● **Stated problem**:
Look for the string "Briefing" and copy every line that has it.

--- BEGIN Given records ---

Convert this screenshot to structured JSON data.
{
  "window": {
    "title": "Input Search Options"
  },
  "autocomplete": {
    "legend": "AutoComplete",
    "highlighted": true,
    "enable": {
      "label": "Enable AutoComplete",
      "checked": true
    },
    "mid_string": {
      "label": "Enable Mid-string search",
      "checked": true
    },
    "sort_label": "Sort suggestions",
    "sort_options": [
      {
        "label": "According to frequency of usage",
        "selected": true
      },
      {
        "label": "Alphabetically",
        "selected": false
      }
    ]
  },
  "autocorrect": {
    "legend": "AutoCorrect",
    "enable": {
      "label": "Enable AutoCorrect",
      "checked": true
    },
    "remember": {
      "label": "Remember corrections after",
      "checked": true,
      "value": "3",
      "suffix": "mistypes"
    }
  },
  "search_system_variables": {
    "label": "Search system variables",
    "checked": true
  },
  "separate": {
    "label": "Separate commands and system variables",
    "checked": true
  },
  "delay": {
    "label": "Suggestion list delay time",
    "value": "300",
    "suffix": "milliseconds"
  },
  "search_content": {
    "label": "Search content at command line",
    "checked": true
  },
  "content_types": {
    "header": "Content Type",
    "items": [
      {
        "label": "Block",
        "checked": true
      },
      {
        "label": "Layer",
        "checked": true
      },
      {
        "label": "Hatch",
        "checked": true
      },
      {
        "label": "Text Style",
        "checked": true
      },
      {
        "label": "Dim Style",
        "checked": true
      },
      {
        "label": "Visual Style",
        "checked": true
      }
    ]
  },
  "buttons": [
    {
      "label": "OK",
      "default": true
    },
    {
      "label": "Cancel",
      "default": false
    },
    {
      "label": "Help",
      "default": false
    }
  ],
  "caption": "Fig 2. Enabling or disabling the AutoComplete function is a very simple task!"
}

--- END Given records ---
--- BEGIN Given records ---

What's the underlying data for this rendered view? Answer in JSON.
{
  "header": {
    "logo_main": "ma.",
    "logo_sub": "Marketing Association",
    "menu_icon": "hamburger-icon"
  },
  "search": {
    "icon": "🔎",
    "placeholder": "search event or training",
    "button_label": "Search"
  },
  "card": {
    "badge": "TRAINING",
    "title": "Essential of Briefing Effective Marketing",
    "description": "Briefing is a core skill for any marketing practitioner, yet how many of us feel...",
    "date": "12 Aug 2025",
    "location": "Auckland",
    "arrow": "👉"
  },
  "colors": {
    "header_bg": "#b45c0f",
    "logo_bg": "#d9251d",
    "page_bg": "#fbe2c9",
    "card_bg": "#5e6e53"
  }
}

--- END Given records ---

● **Written answer**:
    "title": "Essential of Briefing Effective Marketing",
    "description": "Briefing is a core skill for any marketing practitioner, yet how many of us feel...",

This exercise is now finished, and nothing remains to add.